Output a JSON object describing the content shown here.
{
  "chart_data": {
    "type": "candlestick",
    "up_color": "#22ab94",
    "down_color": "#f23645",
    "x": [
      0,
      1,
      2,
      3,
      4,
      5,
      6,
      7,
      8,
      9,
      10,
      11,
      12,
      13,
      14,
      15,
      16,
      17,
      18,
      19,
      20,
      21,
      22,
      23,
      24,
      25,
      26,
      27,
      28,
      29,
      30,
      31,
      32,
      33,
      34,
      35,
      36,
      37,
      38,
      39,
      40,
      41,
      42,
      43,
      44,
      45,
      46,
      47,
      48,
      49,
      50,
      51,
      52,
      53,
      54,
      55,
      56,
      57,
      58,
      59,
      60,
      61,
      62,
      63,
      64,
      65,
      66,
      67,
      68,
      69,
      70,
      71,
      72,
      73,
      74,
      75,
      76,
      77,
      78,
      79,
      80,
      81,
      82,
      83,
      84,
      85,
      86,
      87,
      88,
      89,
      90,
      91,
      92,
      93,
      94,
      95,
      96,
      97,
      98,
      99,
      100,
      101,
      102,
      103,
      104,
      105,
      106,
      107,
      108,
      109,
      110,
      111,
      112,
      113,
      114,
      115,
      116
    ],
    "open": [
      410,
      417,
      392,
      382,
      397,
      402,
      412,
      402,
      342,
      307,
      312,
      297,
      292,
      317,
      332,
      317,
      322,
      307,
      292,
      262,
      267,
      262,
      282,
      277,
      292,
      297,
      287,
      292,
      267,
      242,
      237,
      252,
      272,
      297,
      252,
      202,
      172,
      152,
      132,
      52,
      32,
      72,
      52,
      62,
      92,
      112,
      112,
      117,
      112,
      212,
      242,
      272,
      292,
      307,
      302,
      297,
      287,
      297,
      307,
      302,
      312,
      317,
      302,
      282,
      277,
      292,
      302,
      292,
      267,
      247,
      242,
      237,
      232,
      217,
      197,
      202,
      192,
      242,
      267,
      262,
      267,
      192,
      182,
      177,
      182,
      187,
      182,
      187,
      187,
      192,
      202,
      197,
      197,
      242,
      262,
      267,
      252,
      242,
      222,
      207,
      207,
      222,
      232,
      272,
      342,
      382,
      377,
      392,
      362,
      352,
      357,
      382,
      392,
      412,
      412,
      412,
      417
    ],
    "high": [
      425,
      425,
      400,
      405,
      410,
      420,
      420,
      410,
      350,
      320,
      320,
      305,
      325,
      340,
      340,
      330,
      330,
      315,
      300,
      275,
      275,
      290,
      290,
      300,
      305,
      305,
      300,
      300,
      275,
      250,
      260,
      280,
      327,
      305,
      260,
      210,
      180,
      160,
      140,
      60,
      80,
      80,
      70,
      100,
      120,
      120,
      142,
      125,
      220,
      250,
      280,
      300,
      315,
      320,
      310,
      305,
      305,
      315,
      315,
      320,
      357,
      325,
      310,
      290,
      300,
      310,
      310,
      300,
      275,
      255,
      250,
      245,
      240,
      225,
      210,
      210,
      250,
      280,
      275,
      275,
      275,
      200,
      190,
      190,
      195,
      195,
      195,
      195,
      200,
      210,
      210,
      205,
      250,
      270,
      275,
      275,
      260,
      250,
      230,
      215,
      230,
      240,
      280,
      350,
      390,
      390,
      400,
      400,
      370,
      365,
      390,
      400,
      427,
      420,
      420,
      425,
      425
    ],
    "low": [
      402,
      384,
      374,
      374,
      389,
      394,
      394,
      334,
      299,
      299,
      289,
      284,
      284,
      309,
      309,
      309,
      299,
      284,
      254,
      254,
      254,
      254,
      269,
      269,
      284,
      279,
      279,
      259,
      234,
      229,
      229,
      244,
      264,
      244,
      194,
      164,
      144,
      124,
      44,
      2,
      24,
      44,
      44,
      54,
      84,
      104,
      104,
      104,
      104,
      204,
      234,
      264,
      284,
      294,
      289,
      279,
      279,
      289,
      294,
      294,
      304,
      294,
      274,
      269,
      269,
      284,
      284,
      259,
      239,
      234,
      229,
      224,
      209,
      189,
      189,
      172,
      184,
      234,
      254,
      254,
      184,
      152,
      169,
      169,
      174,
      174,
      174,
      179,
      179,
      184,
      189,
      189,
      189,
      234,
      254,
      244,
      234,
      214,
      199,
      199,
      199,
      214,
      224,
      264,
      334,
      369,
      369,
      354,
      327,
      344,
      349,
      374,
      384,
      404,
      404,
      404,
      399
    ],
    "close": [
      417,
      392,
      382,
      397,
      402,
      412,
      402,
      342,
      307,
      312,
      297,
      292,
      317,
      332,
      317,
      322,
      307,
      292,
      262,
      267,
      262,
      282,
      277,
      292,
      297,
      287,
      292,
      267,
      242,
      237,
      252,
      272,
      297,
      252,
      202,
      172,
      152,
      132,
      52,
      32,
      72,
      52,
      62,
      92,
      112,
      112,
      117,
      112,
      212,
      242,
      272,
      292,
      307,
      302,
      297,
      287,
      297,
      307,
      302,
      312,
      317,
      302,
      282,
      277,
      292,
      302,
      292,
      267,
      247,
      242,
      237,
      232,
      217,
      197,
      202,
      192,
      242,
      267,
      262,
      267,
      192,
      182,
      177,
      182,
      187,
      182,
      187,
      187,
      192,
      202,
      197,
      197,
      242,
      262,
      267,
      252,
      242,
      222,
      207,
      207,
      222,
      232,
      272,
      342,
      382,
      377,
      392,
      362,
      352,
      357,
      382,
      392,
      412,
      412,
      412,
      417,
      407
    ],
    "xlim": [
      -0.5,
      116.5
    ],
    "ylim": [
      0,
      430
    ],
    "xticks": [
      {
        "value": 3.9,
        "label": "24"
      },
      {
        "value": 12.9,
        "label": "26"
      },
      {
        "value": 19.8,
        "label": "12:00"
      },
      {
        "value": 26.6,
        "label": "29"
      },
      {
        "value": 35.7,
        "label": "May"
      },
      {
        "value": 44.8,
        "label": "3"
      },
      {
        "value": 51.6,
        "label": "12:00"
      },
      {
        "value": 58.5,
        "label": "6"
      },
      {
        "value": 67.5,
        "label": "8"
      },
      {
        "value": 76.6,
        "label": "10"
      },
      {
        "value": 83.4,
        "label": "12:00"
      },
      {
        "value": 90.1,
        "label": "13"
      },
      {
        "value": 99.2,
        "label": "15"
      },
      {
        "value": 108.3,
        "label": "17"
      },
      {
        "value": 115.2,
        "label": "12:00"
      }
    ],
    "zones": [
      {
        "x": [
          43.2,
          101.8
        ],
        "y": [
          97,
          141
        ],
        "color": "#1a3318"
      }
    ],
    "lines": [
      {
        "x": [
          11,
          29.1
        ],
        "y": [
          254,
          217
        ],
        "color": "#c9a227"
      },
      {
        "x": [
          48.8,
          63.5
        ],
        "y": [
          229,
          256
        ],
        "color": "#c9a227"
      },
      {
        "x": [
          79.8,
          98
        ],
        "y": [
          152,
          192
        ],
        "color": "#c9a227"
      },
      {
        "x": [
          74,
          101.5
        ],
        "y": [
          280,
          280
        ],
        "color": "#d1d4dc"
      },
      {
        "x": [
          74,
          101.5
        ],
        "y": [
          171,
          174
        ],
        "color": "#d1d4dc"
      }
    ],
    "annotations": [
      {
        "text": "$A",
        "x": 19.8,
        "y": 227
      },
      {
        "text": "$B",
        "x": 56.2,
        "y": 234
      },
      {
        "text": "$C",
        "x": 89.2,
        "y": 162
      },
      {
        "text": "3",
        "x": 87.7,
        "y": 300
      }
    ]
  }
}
■ ■ ■ ■ ■ ■ ■
### DIRECTIONS FOR THIS TASK
Type the whole listing again, unaltered.

### OUTPUT FOR THIS TASK
Output a JSON object describing the content shown here.
{
  "chart_data": {
    "type": "candlestick",
    "up_color": "#22ab94",
    "down_color": "#f23645",
    "x": [
      0,
      1,
      2,
      3,
      4,
      5,
      6,
      7,
      8,
      9,
      10,
      11,
      12,
      13,
      14,
      15,
      16,
      17,
      18,
      19,
      20,
      21,
      22,
      23,
      24,
      25,
      26,
      27,
      28,
      29,
      30,
      31,
      32,
      33,
      34,
      35,
      36,
      37,
      38,
      39,
      40,
      41,
      42,
      43,
      44,
      45,
      46,
      47,
      48,
      49,
      50,
      51,
      52,
      53,
      54,
      55,
      56,
      57,
      58,
      59,
      60,
      61,
      62,
      63,
      64,
      65,
      66,
      67,
      68,
      69,
      70,
      71,
      72,
      73,
      74,
      75,
      76,
      77,
      78,
      79,
      80,
      81,
      82,
      83,
      84,
      85,
      86,
      87,
      88,
      89,
      90,
      91,
      92,
      93,
      94,
      95,
      96,
      97,
      98,
      99,
      100,
      101,
      102,
      103,
      104,
      105,
      106,
      107,
      108,
      109,
      110,
      111,
      112,
      113,
      114,
      115,
      116
    ],
    "open": [
      410,
      417,
      392,
      382,
      397,
      402,
      412,
      402,
      342,
      307,
      312,
      297,
      292,
      317,
      332,
      317,
      322,
      307,
      292,
      262,
      267,
      262,
      282,
      277,
      292,
      297,
      287,
      292,
      267,
      242,
      237,
      252,
      272,
      297,
      252,
      202,
      172,
      152,
      132,
      52,
      32,
      72,
      52,
      62,
      92,
      112,
      112,
      117,
      112,
      212,
      242,
      272,
      292,
      307,
      302,
      297,
      287,
      297,
      307,
      302,
      312,
      317,
      302,
      282,
      277,
      292,
      302,
      292,
      267,
      247,
      242,
      237,
      232,
      217,
      197,
      202,
      192,
      242,
      267,
      262,
      267,
      192,
      182,
      177,
      182,
      187,
      182,
      187,
      187,
      192,
      202,
      197,
      197,
      242,
      262,
      267,
      252,
      242,
      222,
      207,
      207,
      222,
      232,
      272,
      342,
      382,
      377,
      392,
      362,
      352,
      357,
      382,
      392,
      412,
      412,
      412,
      417
    ],
    "high": [
      425,
      425,
      400,
      405,
      410,
      420,
      420,
      410,
      350,
      320,
      320,
      305,
      325,
      340,
      340,
      330,
      330,
      315,
      300,
      275,
      275,
      290,
      290,
      300,
      305,
      305,
      300,
      300,
      275,
      250,
      260,
      280,
      327,
      305,
      260,
      210,
      180,
      160,
      140,
      60,
      80,
      80,
      70,
      100,
      120,
      120,
      142,
      125,
      220,
      250,
      280,
      300,
      315,
      320,
      310,
      305,
      305,
      315,
      315,
      320,
      357,
      325,
      310,
      290,
      300,
      310,
      310,
      300,
      275,
      255,
      250,
      245,
      240,
      225,
      210,
      210,
      250,
      280,
      275,
      275,
      275,
      200,
      190,
      190,
      195,
      195,
      195,
      195,
      200,
      210,
      210,
      205,
      250,
      270,
      275,
      275,
      260,
      250,
      230,
      215,
      230,
      240,
      280,
      350,
      390,
      390,
      400,
      400,
      370,
      365,
      390,
      400,
      427,
      420,
      420,
      425,
      425
    ],
    "low": [
      402,
      384,
      374,
      374,
      389,
      394,
      394,
      334,
      299,
      299,
      289,
      284,
      284,
      309,
      309,
      309,
      299,
      284,
      254,
      254,
      254,
      254,
      269,
      269,
      284,
      279,
      279,
      259,
      234,
      229,
      229,
      244,
      264,
      244,
      194,
      164,
      144,
      124,
      44,
      2,
      24,
      44,
      44,
      54,
      84,
      104,
      104,
      104,
      104,
      204,
      234,
      264,
      284,
      294,
      289,
      279,
      279,
      289,
      294,
      294,
      304,
      294,
      274,
      269,
      269,
      284,
      284,
      259,
      239,
      234,
      229,
      224,
      209,
      189,
      189,
      172,
      184,
      234,
      254,
      254,
      184,
      152,
      169,
      169,
      174,
      174,
      174,
      179,
      179,
      184,
      189,
      189,
      189,
      234,
      254,
      244,
      234,
      214,
      199,
      199,
      199,
      214,
      224,
      264,
      334,
      369,
      369,
      354,
      327,
      344,
      349,
      374,
      384,
      404,
      404,
      404,
      399
    ],
    "close": [
      417,
      392,
      382,
      397,
      402,
      412,
      402,
      342,
      307,
      312,
      297,
      292,
      317,
      332,
      317,
      322,
      307,
      292,
      262,
      267,
      262,
      282,
      277,
      292,
      297,
      287,
      292,
      267,
      242,
      237,
      252,
      272,
      297,
      252,
      202,
      172,
      152,
      132,
      52,
      32,
      72,
      52,
      62,
      92,
      112,
      112,
      117,
      112,
      212,
      242,
      272,
      292,
      307,
      302,
      297,
      287,
      297,
      307,
      302,
      312,
      317,
      302,
      282,
      277,
      292,
      302,
      292,
      267,
      247,
      242,
      237,
      232,
      217,
      197,
      202,
      192,
      242,
      267,
      262,
      267,
      192,
      182,
      177,
      182,
      187,
      182,
      187,
      187,
      192,
      202,
      197,
      197,
      242,
      262,
      267,
      252,
      242,
      222,
      207,
      207,
      222,
      232,
      272,
      342,
      382,
      377,
      392,
      362,
      352,
      357,
      382,
      392,
      412,
      412,
      412,
      417,
      407
    ],
    "xlim": [
      -0.5,
      116.5
    ],
    "ylim": [
      0,
      430
    ],
    "xticks": [
      {
        "value": 3.9,
        "label": "24"
      },
      {
        "value": 12.9,
        "label": "26"
      },
      {
        "value": 19.8,
        "label": "12:00"
      },
      {
        "value": 26.6,
        "label": "29"
      },
      {
        "value": 35.7,
        "label": "May"
      },
      {
        "value": 44.8,
        "label": "3"
      },
      {
        "value": 51.6,
        "label": "12:00"
      },
      {
        "value": 58.5,
        "label": "6"
      },
      {
        "value": 67.5,
        "label": "8"
      },
      {
        "value": 76.6,
        "label": "10"
      },
      {
        "value": 83.4,
        "label": "12:00"
      },
      {
        "value": 90.1,
        "label": "13"
      },
      {
        "value": 99.2,
        "label": "15"
      },
      {
        "value": 108.3,
        "label": "17"
      },
      {
        "value": 115.2,
        "label": "12:00"
      }
    ],
    "zones": [
      {
        "x": [
          43.2,
          101.8
        ],
        "y": [
          97,
          141
        ],
        "color": "#1a3318"
      }
    ],
    "lines": [
      {
        "x": [
          11,
          29.1
        ],
        "y": [
          254,
          217
        ],
        "color": "#c9a227"
      },
      {
        "x": [
          48.8,
          63.5
        ],
        "y": [
          229,
          256
        ],
        "color": "#c9a227"
      },
      {
        "x": [
          79.8,
          98
        ],
        "y": [
          152,
          192
        ],
        "color": "#c9a227"
      },
      {
        "x": [
          74,
          101.5
        ],
        "y": [
          280,
          280
        ],
        "color": "#d1d4dc"
      },
      {
        "x": [
          74,
          101.5
        ],
        "y": [
          171,
          174
        ],
        "color": "#d1d4dc"
      }
    ],
    "annotations": [
      {
        "text": "$A",
        "x": 19.8,
        "y": 227
      },
      {
        "text": "$B",
        "x": 56.2,
        "y": 234
      },
      {
        "text": "$C",
        "x": 89.2,
        "y": 162
      },
      {
        "text": "3",
        "x": 87.7,
        "y": 300
      }
    ]
  }
}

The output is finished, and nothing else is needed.